■ Stated task
Of the lines in the entries below, state how many hold the word "name". Say nothing else.

Chart and figure data
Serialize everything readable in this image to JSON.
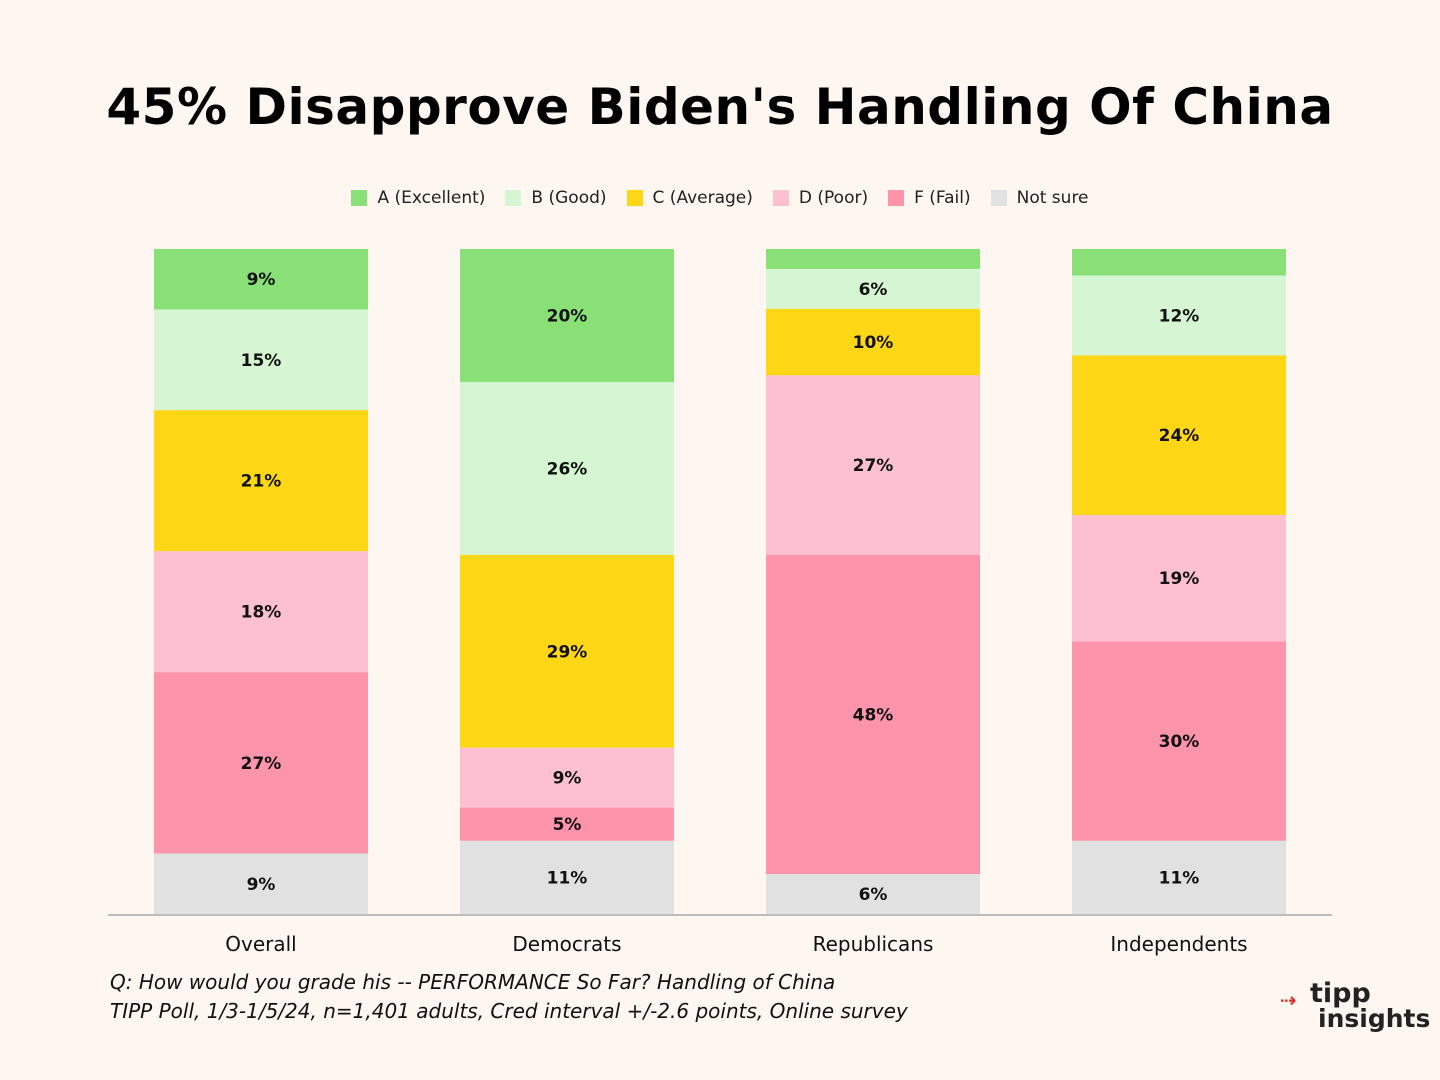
{
  "chart_data": {
    "type": "bar",
    "stacked": true,
    "title": "45% Disapprove Biden's Handling Of China",
    "categories": [
      "Overall",
      "Democrats",
      "Republicans",
      "Independents"
    ],
    "ylim": [
      0,
      100
    ],
    "grid": false,
    "legend_position": "top-center",
    "series": [
      {
        "name": "A (Excellent)",
        "color": "#88e077",
        "values": [
          9,
          20,
          3,
          4
        ],
        "labels": [
          "9%",
          "20%",
          "",
          ""
        ]
      },
      {
        "name": "B (Good)",
        "color": "#d6f5d3",
        "values": [
          15,
          26,
          6,
          12
        ],
        "labels": [
          "15%",
          "26%",
          "6%",
          "12%"
        ]
      },
      {
        "name": "C (Average)",
        "color": "#fdd615",
        "values": [
          21,
          29,
          10,
          24
        ],
        "labels": [
          "21%",
          "29%",
          "10%",
          "24%"
        ]
      },
      {
        "name": "D (Poor)",
        "color": "#fdc0d0",
        "values": [
          18,
          9,
          27,
          19
        ],
        "labels": [
          "18%",
          "9%",
          "27%",
          "19%"
        ]
      },
      {
        "name": "F (Fail)",
        "color": "#fe93ac",
        "values": [
          27,
          5,
          48,
          30
        ],
        "labels": [
          "27%",
          "5%",
          "48%",
          "30%"
        ]
      },
      {
        "name": "Not sure",
        "color": "#e1e1e1",
        "values": [
          9,
          11,
          6,
          11
        ],
        "labels": [
          "9%",
          "11%",
          "6%",
          "11%"
        ]
      }
    ]
  },
  "footnote": {
    "line1": "Q:  How would you grade his -- PERFORMANCE So Far?  Handling of China",
    "line2": "TIPP Poll, 1/3-1/5/24, n=1,401 adults, Cred interval +/-2.6 points, Online survey"
  },
  "logo": {
    "line1": "tipp",
    "line2": "insights",
    "accent_color": "#e0322b"
  },
  "colors": {
    "background": "#fdf6f1",
    "axis": "#bdbdbd"
  }
}
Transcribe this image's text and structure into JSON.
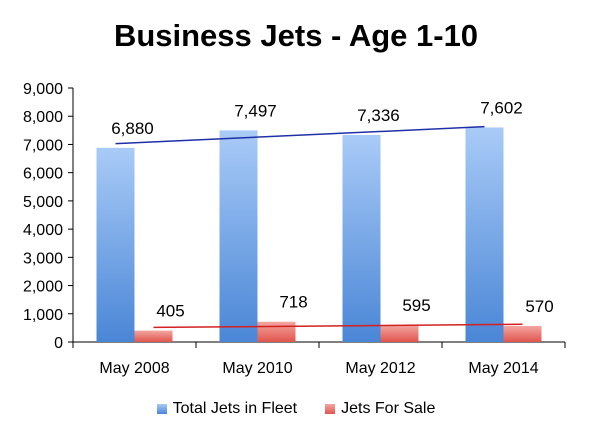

■ Correct result
6